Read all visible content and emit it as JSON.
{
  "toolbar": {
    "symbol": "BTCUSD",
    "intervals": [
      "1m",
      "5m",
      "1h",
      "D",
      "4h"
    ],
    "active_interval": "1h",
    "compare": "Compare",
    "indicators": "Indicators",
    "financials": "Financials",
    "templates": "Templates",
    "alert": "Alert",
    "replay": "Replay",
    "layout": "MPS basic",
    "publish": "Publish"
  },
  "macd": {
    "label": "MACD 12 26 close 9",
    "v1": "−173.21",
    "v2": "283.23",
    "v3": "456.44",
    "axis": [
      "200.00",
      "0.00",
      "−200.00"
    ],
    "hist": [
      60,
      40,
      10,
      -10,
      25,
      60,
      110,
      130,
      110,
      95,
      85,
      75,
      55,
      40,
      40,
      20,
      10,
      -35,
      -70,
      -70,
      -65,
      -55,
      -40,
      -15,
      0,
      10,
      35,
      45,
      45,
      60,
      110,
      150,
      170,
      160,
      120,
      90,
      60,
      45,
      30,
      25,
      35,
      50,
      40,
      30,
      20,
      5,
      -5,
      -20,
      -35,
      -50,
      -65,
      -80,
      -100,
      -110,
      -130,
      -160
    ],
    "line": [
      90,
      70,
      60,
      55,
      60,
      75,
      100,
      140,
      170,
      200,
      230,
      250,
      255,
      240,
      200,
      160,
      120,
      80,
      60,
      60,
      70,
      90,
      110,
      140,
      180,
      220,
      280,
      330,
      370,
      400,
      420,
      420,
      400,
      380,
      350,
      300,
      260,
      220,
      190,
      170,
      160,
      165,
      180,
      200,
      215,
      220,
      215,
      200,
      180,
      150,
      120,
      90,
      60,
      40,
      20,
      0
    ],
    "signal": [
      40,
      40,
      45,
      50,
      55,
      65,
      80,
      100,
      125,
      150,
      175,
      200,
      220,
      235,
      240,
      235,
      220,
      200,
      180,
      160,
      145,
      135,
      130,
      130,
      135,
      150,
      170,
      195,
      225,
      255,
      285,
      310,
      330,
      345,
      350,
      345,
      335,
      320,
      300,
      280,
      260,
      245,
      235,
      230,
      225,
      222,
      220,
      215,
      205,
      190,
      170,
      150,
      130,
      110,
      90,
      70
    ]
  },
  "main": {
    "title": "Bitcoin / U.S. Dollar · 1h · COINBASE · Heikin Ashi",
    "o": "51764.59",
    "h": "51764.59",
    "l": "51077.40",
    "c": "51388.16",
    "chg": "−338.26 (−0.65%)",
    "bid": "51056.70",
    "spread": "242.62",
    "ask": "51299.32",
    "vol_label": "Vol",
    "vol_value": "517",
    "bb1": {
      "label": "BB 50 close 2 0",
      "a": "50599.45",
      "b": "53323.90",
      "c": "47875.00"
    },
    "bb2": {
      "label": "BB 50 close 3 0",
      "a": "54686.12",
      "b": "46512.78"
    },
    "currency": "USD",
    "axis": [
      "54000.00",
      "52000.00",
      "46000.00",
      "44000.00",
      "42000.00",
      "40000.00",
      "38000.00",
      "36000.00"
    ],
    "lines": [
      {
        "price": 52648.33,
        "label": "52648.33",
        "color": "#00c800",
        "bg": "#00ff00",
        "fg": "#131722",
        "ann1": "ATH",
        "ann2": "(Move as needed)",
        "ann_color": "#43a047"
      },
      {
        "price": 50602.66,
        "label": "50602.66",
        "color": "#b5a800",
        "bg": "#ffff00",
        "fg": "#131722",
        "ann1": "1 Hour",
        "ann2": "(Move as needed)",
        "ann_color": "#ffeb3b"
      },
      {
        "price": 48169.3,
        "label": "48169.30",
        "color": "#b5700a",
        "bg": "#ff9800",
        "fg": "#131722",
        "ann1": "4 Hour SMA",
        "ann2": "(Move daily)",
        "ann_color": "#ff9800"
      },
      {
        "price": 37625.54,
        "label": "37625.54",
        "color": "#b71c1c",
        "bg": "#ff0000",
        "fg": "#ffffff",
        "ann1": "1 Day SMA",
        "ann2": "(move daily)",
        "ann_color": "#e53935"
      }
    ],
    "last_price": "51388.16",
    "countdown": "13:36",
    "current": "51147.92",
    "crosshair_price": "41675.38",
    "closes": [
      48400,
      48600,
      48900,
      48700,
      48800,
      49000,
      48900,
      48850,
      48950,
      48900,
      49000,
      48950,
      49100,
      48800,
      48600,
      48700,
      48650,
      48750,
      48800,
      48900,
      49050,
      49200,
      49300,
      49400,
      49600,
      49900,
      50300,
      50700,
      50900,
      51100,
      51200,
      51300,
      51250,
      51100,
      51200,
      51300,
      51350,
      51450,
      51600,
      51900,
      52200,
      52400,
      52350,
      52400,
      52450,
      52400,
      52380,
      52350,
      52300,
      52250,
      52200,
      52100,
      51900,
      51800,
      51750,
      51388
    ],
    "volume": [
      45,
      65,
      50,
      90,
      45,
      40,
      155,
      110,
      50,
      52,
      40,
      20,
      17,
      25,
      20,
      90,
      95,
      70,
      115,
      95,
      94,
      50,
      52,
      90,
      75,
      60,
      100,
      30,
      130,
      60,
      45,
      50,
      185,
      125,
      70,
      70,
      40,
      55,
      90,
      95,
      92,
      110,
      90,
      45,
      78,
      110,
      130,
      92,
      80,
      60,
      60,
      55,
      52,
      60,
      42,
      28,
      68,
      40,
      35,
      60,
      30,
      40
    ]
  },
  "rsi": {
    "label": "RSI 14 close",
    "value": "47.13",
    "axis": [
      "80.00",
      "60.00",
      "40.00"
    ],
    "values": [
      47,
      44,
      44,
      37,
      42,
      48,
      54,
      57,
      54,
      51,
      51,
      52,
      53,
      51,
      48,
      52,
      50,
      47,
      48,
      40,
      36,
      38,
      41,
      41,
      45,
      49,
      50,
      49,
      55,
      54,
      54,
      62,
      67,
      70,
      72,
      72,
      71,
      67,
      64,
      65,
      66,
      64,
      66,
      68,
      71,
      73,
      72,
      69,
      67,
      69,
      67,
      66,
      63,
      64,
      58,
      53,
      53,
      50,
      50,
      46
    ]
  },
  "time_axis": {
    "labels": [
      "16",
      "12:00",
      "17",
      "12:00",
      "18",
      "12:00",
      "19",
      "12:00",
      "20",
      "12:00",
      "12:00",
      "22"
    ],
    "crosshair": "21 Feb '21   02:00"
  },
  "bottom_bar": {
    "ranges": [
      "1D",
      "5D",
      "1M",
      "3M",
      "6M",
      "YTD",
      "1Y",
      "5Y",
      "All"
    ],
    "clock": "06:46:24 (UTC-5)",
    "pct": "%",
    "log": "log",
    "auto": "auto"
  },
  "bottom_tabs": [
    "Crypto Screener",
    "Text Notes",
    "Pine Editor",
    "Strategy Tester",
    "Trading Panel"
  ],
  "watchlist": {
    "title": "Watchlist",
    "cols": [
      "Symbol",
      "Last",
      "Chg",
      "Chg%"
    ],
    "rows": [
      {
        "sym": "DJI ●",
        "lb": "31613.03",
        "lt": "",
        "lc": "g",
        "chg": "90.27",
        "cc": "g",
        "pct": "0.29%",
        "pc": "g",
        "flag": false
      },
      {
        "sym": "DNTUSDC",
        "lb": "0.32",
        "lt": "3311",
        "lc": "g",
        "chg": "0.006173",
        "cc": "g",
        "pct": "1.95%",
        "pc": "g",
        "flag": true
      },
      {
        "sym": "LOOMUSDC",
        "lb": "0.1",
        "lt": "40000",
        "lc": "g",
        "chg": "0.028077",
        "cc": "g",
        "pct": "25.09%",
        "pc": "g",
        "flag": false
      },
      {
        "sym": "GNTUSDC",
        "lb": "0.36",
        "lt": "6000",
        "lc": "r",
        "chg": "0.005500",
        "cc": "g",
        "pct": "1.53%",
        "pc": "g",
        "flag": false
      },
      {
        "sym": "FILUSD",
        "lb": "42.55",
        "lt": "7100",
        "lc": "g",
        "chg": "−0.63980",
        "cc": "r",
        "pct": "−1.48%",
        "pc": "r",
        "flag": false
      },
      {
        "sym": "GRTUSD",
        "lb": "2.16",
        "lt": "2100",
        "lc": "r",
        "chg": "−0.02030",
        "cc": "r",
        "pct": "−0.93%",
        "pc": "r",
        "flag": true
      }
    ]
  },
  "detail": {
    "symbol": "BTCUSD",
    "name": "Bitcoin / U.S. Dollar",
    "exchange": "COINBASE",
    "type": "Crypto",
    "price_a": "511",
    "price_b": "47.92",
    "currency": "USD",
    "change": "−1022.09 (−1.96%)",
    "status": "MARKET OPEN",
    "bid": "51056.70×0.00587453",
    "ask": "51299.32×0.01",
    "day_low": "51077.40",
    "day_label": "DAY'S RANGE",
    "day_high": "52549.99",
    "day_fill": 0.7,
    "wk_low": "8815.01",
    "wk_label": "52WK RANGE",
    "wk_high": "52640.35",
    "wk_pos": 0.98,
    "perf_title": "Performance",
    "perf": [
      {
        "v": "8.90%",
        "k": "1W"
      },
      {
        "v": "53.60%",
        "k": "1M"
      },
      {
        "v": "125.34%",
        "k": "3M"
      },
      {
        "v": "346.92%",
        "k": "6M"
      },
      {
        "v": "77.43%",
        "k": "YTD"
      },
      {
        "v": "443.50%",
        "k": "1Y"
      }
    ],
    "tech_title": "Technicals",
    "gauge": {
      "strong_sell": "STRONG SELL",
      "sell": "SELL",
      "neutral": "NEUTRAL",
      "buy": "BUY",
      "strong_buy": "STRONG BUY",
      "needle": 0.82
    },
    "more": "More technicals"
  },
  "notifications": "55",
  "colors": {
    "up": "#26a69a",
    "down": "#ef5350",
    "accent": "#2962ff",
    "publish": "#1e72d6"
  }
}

━━━━

--- INSTRUCTIONS FOR THE TASK ---
Copy each line in the data that holds the word "Dollar".

--- SOLUTION FOR THIS EXERCISE ---
    "title": "Bitcoin / U.S. Dollar · 1h · COINBASE · Heikin Ashi",
    "name": "Bitcoin / U.S. Dollar",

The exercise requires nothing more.